Written request →
Could you transcribe the material below exactly, without leaving out a single line?

Given data →

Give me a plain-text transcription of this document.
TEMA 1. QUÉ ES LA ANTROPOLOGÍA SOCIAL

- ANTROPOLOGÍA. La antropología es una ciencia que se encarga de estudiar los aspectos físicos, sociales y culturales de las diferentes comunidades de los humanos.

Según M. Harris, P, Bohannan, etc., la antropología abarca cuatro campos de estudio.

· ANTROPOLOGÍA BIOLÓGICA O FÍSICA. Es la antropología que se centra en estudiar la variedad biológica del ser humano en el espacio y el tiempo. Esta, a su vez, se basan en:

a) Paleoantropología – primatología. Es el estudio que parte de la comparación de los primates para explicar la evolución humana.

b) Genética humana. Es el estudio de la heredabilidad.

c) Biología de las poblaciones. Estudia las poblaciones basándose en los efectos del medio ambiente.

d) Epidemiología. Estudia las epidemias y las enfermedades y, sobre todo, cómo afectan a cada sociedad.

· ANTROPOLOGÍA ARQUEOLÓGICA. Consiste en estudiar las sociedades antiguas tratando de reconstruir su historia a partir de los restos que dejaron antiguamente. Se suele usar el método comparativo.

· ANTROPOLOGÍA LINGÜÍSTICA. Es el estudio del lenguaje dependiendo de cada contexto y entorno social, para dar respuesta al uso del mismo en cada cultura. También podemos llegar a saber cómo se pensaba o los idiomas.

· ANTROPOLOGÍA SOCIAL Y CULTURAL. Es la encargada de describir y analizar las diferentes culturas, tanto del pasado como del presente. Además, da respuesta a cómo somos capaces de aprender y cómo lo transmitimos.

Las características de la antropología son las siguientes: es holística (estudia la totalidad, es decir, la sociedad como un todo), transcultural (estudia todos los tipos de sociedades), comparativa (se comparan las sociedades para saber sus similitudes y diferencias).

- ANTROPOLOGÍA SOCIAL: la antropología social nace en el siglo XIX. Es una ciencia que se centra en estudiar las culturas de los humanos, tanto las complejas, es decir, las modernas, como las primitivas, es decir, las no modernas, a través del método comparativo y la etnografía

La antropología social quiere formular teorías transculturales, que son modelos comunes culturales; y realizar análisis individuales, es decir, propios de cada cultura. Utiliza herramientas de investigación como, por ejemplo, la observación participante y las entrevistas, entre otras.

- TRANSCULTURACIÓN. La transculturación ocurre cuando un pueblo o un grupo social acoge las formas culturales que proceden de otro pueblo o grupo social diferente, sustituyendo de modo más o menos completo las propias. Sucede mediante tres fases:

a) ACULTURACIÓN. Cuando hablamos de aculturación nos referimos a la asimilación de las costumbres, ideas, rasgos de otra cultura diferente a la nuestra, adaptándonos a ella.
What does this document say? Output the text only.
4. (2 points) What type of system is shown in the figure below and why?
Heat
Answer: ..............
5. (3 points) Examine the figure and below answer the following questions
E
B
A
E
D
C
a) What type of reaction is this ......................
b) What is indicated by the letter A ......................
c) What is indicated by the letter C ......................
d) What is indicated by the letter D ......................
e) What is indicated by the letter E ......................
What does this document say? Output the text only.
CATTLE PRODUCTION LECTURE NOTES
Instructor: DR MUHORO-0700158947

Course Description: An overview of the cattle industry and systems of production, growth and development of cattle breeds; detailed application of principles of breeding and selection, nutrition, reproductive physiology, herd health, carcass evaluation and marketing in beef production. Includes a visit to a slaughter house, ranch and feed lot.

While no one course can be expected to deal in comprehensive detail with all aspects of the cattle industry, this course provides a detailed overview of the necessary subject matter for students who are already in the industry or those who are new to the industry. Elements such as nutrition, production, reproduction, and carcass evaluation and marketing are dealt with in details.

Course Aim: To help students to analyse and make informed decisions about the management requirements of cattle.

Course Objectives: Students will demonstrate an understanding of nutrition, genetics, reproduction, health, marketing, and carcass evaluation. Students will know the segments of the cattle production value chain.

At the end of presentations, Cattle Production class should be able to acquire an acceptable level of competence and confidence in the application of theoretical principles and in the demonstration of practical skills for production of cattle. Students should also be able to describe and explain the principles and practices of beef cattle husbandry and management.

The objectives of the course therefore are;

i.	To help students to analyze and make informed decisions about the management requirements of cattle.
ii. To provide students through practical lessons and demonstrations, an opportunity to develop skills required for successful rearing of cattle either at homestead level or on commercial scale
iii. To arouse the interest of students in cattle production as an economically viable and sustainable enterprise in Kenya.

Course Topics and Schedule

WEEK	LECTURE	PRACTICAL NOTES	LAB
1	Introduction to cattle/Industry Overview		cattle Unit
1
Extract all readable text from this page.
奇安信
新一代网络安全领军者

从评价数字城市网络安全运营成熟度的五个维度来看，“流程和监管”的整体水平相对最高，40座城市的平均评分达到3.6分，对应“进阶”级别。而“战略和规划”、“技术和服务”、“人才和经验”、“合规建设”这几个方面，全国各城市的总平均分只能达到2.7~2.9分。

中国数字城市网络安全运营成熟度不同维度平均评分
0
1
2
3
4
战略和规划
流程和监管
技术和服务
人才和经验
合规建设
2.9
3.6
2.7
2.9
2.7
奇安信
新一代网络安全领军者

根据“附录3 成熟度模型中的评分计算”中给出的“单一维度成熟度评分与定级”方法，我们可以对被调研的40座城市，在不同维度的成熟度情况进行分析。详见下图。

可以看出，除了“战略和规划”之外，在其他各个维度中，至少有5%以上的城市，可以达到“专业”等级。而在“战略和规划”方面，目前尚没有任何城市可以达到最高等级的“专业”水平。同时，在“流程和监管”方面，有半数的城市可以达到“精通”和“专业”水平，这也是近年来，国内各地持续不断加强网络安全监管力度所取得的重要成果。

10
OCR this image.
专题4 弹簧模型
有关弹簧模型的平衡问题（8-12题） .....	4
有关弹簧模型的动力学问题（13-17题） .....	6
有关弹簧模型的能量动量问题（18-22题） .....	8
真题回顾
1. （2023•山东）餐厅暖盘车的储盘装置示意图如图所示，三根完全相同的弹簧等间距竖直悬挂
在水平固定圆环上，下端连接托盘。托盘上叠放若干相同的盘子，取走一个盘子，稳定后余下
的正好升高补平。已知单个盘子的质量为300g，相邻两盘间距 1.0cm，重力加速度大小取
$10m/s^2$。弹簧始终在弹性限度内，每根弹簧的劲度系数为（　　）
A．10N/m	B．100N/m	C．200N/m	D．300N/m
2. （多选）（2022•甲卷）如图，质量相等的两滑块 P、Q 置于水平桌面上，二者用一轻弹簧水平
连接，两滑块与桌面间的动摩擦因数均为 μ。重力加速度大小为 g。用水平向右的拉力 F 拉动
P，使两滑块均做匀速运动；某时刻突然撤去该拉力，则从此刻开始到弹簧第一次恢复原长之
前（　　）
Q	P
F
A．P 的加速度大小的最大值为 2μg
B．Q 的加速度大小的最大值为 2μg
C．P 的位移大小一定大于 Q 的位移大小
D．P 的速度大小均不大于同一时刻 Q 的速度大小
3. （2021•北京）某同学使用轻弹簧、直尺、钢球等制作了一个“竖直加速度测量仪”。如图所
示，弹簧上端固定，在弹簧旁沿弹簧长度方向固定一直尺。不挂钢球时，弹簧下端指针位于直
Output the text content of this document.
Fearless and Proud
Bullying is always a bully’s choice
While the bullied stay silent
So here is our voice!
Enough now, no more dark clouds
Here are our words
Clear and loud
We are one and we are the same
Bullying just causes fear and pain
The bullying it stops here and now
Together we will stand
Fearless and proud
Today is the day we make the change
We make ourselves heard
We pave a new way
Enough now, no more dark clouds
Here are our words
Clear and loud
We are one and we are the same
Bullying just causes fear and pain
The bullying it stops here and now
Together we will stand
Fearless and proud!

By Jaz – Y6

Result for this exercise →
Give me a plain-text transcription of this document.
TEMA 1. QUÉ ES LA ANTROPOLOGÍA SOCIAL

- ANTROPOLOGÍA. La antropología es una ciencia que se encarga de estudiar los aspectos físicos, sociales y culturales de las diferentes comunidades de los humanos.

Según M. Harris, P, Bohannan, etc., la antropología abarca cuatro campos de estudio.

· ANTROPOLOGÍA BIOLÓGICA O FÍSICA. Es la antropología que se centra en estudiar la variedad biológica del ser humano en el espacio y el tiempo. Esta, a su vez, se basan en:

a) Paleoantropología – primatología. Es el estudio que parte de la comparación de los primates para explicar la evolución humana.

b) Genética humana. Es el estudio de la heredabilidad.

c) Biología de las poblaciones. Estudia las poblaciones basándose en los efectos del medio ambiente.

d) Epidemiología. Estudia las epidemias y las enfermedades y, sobre todo, cómo afectan a cada sociedad.

· ANTROPOLOGÍA ARQUEOLÓGICA. Consiste en estudiar las sociedades antiguas tratando de reconstruir su historia a partir de los restos que dejaron antiguamente. Se suele usar el método comparativo.

· ANTROPOLOGÍA LINGÜÍSTICA. Es el estudio del lenguaje dependiendo de cada contexto y entorno social, para dar respuesta al uso del mismo en cada cultura. También podemos llegar a saber cómo se pensaba o los idiomas.

· ANTROPOLOGÍA SOCIAL Y CULTURAL. Es la encargada de describir y analizar las diferentes culturas, tanto del pasado como del presente. Además, da respuesta a cómo somos capaces de aprender y cómo lo transmitimos.

Las características de la antropología son las siguientes: es holística (estudia la totalidad, es decir, la sociedad como un todo), transcultural (estudia todos los tipos de sociedades), comparativa (se comparan las sociedades para saber sus similitudes y diferencias).

- ANTROPOLOGÍA SOCIAL: la antropología social nace en el siglo XIX. Es una ciencia que se centra en estudiar las culturas de los humanos, tanto las complejas, es decir, las modernas, como las primitivas, es decir, las no modernas, a través del método comparativo y la etnografía

La antropología social quiere formular teorías transculturales, que son modelos comunes culturales; y realizar análisis individuales, es decir, propios de cada cultura. Utiliza herramientas de investigación como, por ejemplo, la observación participante y las entrevistas, entre otras.

- TRANSCULTURACIÓN. La transculturación ocurre cuando un pueblo o un grupo social acoge las formas culturales que proceden de otro pueblo o grupo social diferente, sustituyendo de modo más o menos completo las propias. Sucede mediante tres fases:

a) ACULTURACIÓN. Cuando hablamos de aculturación nos referimos a la asimilación de las costumbres, ideas, rasgos de otra cultura diferente a la nuestra, adaptándonos a ella.
What does this document say? Output the text only.
4. (2 points) What type of system is shown in the figure below and why?
Heat
Answer: ..............
5. (3 points) Examine the figure and below answer the following questions
E
B
A
E
D
C
a) What type of reaction is this ......................
b) What is indicated by the letter A ......................
c) What is indicated by the letter C ......................
d) What is indicated by the letter D ......................
e) What is indicated by the letter E ......................
What does this document say? Output the text only.
CATTLE PRODUCTION LECTURE NOTES
Instructor: DR MUHORO-0700158947

Course Description: An overview of the cattle industry and systems of production, growth and development of cattle breeds; detailed application of principles of breeding and selection, nutrition, reproductive physiology, herd health, carcass evaluation and marketing in beef production. Includes a visit to a slaughter house, ranch and feed lot.

While no one course can be expected to deal in comprehensive detail with all aspects of the cattle industry, this course provides a detailed overview of the necessary subject matter for students who are already in the industry or those who are new to the industry. Elements such as nutrition, production, reproduction, and carcass evaluation and marketing are dealt with in details.

Course Aim: To help students to analyse and make informed decisions about the management requirements of cattle.

Course Objectives: Students will demonstrate an understanding of nutrition, genetics, reproduction, health, marketing, and carcass evaluation. Students will know the segments of the cattle production value chain.

At the end of presentations, Cattle Production class should be able to acquire an acceptable level of competence and confidence in the application of theoretical principles and in the demonstration of practical skills for production of cattle. Students should also be able to describe and explain the principles and practices of beef cattle husbandry and management.

The objectives of the course therefore are;

i.	To help students to analyze and make informed decisions about the management requirements of cattle.
ii. To provide students through practical lessons and demonstrations, an opportunity to develop skills required for successful rearing of cattle either at homestead level or on commercial scale
iii. To arouse the interest of students in cattle production as an economically viable and sustainable enterprise in Kenya.

Course Topics and Schedule

WEEK	LECTURE	PRACTICAL NOTES	LAB
1	Introduction to cattle/Industry Overview		cattle Unit
1
Extract all readable text from this page.
奇安信
新一代网络安全领军者

从评价数字城市网络安全运营成熟度的五个维度来看，“流程和监管”的整体水平相对最高，40座城市的平均评分达到3.6分，对应“进阶”级别。而“战略和规划”、“技术和服务”、“人才和经验”、“合规建设”这几个方面，全国各城市的总平均分只能达到2.7~2.9分。

中国数字城市网络安全运营成熟度不同维度平均评分
0
1
2
3
4
战略和规划
流程和监管
技术和服务
人才和经验
合规建设
2.9
3.6
2.7
2.9
2.7
奇安信
新一代网络安全领军者

根据“附录3 成熟度模型中的评分计算”中给出的“单一维度成熟度评分与定级”方法，我们可以对被调研的40座城市，在不同维度的成熟度情况进行分析。详见下图。

可以看出，除了“战略和规划”之外，在其他各个维度中，至少有5%以上的城市，可以达到“专业”等级。而在“战略和规划”方面，目前尚没有任何城市可以达到最高等级的“专业”水平。同时，在“流程和监管”方面，有半数的城市可以达到“精通”和“专业”水平，这也是近年来，国内各地持续不断加强网络安全监管力度所取得的重要成果。

10
OCR this image.
专题4 弹簧模型
有关弹簧模型的平衡问题（8-12题） .....	4
有关弹簧模型的动力学问题（13-17题） .....	6
有关弹簧模型的能量动量问题（18-22题） .....	8
真题回顾
1. （2023•山东）餐厅暖盘车的储盘装置示意图如图所示，三根完全相同的弹簧等间距竖直悬挂
在水平固定圆环上，下端连接托盘。托盘上叠放若干相同的盘子，取走一个盘子，稳定后余下
的正好升高补平。已知单个盘子的质量为300g，相邻两盘间距 1.0cm，重力加速度大小取
$10m/s^2$。弹簧始终在弹性限度内，每根弹簧的劲度系数为（　　）
A．10N/m	B．100N/m	C．200N/m	D．300N/m
2. （多选）（2022•甲卷）如图，质量相等的两滑块 P、Q 置于水平桌面上，二者用一轻弹簧水平
连接，两滑块与桌面间的动摩擦因数均为 μ。重力加速度大小为 g。用水平向右的拉力 F 拉动
P，使两滑块均做匀速运动；某时刻突然撤去该拉力，则从此刻开始到弹簧第一次恢复原长之
前（　　）
Q	P
F
A．P 的加速度大小的最大值为 2μg
B．Q 的加速度大小的最大值为 2μg
C．P 的位移大小一定大于 Q 的位移大小
D．P 的速度大小均不大于同一时刻 Q 的速度大小
3. （2021•北京）某同学使用轻弹簧、直尺、钢球等制作了一个“竖直加速度测量仪”。如图所
示，弹簧上端固定，在弹簧旁沿弹簧长度方向固定一直尺。不挂钢球时，弹簧下端指针位于直
Output the text content of this document.
Fearless and Proud
Bullying is always a bully’s choice
While the bullied stay silent
So here is our voice!
Enough now, no more dark clouds
Here are our words
Clear and loud
We are one and we are the same
Bullying just causes fear and pain
The bullying it stops here and now
Together we will stand
Fearless and proud
Today is the day we make the change
We make ourselves heard
We pave a new way
Enough now, no more dark clouds
Here are our words
Clear and loud
We are one and we are the same
Bullying just causes fear and pain
The bullying it stops here and now
Together we will stand
Fearless and proud!

By Jaz – Y6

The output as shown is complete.